SUPPLIED MATERIAL:
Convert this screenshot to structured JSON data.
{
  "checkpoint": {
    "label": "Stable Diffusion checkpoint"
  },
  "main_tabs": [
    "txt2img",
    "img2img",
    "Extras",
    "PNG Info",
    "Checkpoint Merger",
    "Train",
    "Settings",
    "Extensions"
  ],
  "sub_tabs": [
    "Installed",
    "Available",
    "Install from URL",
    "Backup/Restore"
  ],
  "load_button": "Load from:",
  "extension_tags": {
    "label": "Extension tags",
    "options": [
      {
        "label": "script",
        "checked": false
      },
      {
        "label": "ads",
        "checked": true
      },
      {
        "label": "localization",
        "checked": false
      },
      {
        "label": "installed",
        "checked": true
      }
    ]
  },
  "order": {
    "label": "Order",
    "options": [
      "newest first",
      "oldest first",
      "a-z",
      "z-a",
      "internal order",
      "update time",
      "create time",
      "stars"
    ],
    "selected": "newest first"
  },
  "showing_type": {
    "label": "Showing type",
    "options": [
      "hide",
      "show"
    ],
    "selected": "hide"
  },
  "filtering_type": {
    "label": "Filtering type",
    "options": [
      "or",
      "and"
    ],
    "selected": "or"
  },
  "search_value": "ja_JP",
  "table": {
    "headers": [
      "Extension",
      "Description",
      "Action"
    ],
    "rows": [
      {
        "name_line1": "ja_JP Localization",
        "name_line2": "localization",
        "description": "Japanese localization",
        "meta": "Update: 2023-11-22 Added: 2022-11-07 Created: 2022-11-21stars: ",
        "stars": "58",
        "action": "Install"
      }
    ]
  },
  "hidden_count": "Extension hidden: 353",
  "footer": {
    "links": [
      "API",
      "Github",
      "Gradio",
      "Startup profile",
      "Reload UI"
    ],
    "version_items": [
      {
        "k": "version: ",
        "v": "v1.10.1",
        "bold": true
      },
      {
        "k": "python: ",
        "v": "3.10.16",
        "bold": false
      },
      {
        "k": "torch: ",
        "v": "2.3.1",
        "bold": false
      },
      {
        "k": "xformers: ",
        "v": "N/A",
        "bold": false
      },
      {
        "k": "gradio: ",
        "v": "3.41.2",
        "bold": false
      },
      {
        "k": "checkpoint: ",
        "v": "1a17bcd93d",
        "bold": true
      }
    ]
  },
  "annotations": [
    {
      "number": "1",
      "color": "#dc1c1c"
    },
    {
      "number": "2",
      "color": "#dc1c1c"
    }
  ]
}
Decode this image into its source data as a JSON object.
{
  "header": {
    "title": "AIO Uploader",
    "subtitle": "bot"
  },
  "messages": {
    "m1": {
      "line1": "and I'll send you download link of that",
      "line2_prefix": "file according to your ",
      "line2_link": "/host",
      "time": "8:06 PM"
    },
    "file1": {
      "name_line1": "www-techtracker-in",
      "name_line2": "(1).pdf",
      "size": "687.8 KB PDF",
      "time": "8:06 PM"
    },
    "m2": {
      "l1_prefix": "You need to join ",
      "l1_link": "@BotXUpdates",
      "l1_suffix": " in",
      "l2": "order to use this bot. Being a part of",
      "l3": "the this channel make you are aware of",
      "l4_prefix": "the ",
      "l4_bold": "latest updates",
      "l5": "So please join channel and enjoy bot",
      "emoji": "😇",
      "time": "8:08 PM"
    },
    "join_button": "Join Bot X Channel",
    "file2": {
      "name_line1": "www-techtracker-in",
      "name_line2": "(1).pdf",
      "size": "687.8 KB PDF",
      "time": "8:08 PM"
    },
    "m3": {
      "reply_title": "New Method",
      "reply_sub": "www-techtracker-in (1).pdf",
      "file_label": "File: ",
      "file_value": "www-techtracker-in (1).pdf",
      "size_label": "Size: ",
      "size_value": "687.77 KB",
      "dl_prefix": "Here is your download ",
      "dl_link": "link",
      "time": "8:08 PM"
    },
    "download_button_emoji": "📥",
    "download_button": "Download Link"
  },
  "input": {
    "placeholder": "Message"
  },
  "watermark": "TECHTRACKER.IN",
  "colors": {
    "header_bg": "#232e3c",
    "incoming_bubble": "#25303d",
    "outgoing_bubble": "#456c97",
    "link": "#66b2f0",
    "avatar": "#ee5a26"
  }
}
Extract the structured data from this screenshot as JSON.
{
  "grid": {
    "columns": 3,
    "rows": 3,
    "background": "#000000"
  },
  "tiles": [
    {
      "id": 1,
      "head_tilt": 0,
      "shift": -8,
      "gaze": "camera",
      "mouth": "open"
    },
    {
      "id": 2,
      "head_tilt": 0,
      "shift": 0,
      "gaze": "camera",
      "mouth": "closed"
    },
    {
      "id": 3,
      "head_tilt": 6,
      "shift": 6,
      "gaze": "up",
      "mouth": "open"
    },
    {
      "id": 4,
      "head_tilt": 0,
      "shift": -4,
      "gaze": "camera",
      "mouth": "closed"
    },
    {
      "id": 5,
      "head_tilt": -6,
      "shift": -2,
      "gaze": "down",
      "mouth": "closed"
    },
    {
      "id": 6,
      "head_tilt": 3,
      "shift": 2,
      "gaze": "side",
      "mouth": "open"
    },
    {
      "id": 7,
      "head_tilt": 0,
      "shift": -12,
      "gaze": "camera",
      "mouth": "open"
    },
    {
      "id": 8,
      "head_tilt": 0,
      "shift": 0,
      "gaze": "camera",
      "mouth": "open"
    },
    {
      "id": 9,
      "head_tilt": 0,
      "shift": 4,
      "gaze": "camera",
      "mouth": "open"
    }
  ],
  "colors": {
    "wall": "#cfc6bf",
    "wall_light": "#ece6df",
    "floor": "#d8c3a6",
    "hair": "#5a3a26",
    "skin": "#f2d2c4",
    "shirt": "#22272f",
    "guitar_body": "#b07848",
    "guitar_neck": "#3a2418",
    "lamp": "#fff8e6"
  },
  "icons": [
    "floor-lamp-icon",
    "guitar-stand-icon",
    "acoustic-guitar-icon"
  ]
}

AIM: All of the entries must be written out exactly as they stand.

ANSWER IN FULL:
Convert this screenshot to structured JSON data.
{
  "checkpoint": {
    "label": "Stable Diffusion checkpoint"
  },
  "main_tabs": [
    "txt2img",
    "img2img",
    "Extras",
    "PNG Info",
    "Checkpoint Merger",
    "Train",
    "Settings",
    "Extensions"
  ],
  "sub_tabs": [
    "Installed",
    "Available",
    "Install from URL",
    "Backup/Restore"
  ],
  "load_button": "Load from:",
  "extension_tags": {
    "label": "Extension tags",
    "options": [
      {
        "label": "script",
        "checked": false
      },
      {
        "label": "ads",
        "checked": true
      },
      {
        "label": "localization",
        "checked": false
      },
      {
        "label": "installed",
        "checked": true
      }
    ]
  },
  "order": {
    "label": "Order",
    "options": [
      "newest first",
      "oldest first",
      "a-z",
      "z-a",
      "internal order",
      "update time",
      "create time",
      "stars"
    ],
    "selected": "newest first"
  },
  "showing_type": {
    "label": "Showing type",
    "options": [
      "hide",
      "show"
    ],
    "selected": "hide"
  },
  "filtering_type": {
    "label": "Filtering type",
    "options": [
      "or",
      "and"
    ],
    "selected": "or"
  },
  "search_value": "ja_JP",
  "table": {
    "headers": [
      "Extension",
      "Description",
      "Action"
    ],
    "rows": [
      {
        "name_line1": "ja_JP Localization",
        "name_line2": "localization",
        "description": "Japanese localization",
        "meta": "Update: 2023-11-22 Added: 2022-11-07 Created: 2022-11-21stars: ",
        "stars": "58",
        "action": "Install"
      }
    ]
  },
  "hidden_count": "Extension hidden: 353",
  "footer": {
    "links": [
      "API",
      "Github",
      "Gradio",
      "Startup profile",
      "Reload UI"
    ],
    "version_items": [
      {
        "k": "version: ",
        "v": "v1.10.1",
        "bold": true
      },
      {
        "k": "python: ",
        "v": "3.10.16",
        "bold": false
      },
      {
        "k": "torch: ",
        "v": "2.3.1",
        "bold": false
      },
      {
        "k": "xformers: ",
        "v": "N/A",
        "bold": false
      },
      {
        "k": "gradio: ",
        "v": "3.41.2",
        "bold": false
      },
      {
        "k": "checkpoint: ",
        "v": "1a17bcd93d",
        "bold": true
      }
    ]
  },
  "annotations": [
    {
      "number": "1",
      "color": "#dc1c1c"
    },
    {
      "number": "2",
      "color": "#dc1c1c"
    }
  ]
}
Decode this image into its source data as a JSON object.
{
  "header": {
    "title": "AIO Uploader",
    "subtitle": "bot"
  },
  "messages": {
    "m1": {
      "line1": "and I'll send you download link of that",
      "line2_prefix": "file according to your ",
      "line2_link": "/host",
      "time": "8:06 PM"
    },
    "file1": {
      "name_line1": "www-techtracker-in",
      "name_line2": "(1).pdf",
      "size": "687.8 KB PDF",
      "time": "8:06 PM"
    },
    "m2": {
      "l1_prefix": "You need to join ",
      "l1_link": "@BotXUpdates",
      "l1_suffix": " in",
      "l2": "order to use this bot. Being a part of",
      "l3": "the this channel make you are aware of",
      "l4_prefix": "the ",
      "l4_bold": "latest updates",
      "l5": "So please join channel and enjoy bot",
      "emoji": "😇",
      "time": "8:08 PM"
    },
    "join_button": "Join Bot X Channel",
    "file2": {
      "name_line1": "www-techtracker-in",
      "name_line2": "(1).pdf",
      "size": "687.8 KB PDF",
      "time": "8:08 PM"
    },
    "m3": {
      "reply_title": "New Method",
      "reply_sub": "www-techtracker-in (1).pdf",
      "file_label": "File: ",
      "file_value": "www-techtracker-in (1).pdf",
      "size_label": "Size: ",
      "size_value": "687.77 KB",
      "dl_prefix": "Here is your download ",
      "dl_link": "link",
      "time": "8:08 PM"
    },
    "download_button_emoji": "📥",
    "download_button": "Download Link"
  },
  "input": {
    "placeholder": "Message"
  },
  "watermark": "TECHTRACKER.IN",
  "colors": {
    "header_bg": "#232e3c",
    "incoming_bubble": "#25303d",
    "outgoing_bubble": "#456c97",
    "link": "#66b2f0",
    "avatar": "#ee5a26"
  }
}
Extract the structured data from this screenshot as JSON.
{
  "grid": {
    "columns": 3,
    "rows": 3,
    "background": "#000000"
  },
  "tiles": [
    {
      "id": 1,
      "head_tilt": 0,
      "shift": -8,
      "gaze": "camera",
      "mouth": "open"
    },
    {
      "id": 2,
      "head_tilt": 0,
      "shift": 0,
      "gaze": "camera",
      "mouth": "closed"
    },
    {
      "id": 3,
      "head_tilt": 6,
      "shift": 6,
      "gaze": "up",
      "mouth": "open"
    },
    {
      "id": 4,
      "head_tilt": 0,
      "shift": -4,
      "gaze": "camera",
      "mouth": "closed"
    },
    {
      "id": 5,
      "head_tilt": -6,
      "shift": -2,
      "gaze": "down",
      "mouth": "closed"
    },
    {
      "id": 6,
      "head_tilt": 3,
      "shift": 2,
      "gaze": "side",
      "mouth": "open"
    },
    {
      "id": 7,
      "head_tilt": 0,
      "shift": -12,
      "gaze": "camera",
      "mouth": "open"
    },
    {
      "id": 8,
      "head_tilt": 0,
      "shift": 0,
      "gaze": "camera",
      "mouth": "open"
    },
    {
      "id": 9,
      "head_tilt": 0,
      "shift": 4,
      "gaze": "camera",
      "mouth": "open"
    }
  ],
  "colors": {
    "wall": "#cfc6bf",
    "wall_light": "#ece6df",
    "floor": "#d8c3a6",
    "hair": "#5a3a26",
    "skin": "#f2d2c4",
    "shirt": "#22272f",
    "guitar_body": "#b07848",
    "guitar_neck": "#3a2418",
    "lamp": "#fff8e6"
  },
  "icons": [
    "floor-lamp-icon",
    "guitar-stand-icon",
    "acoustic-guitar-icon"
  ]
}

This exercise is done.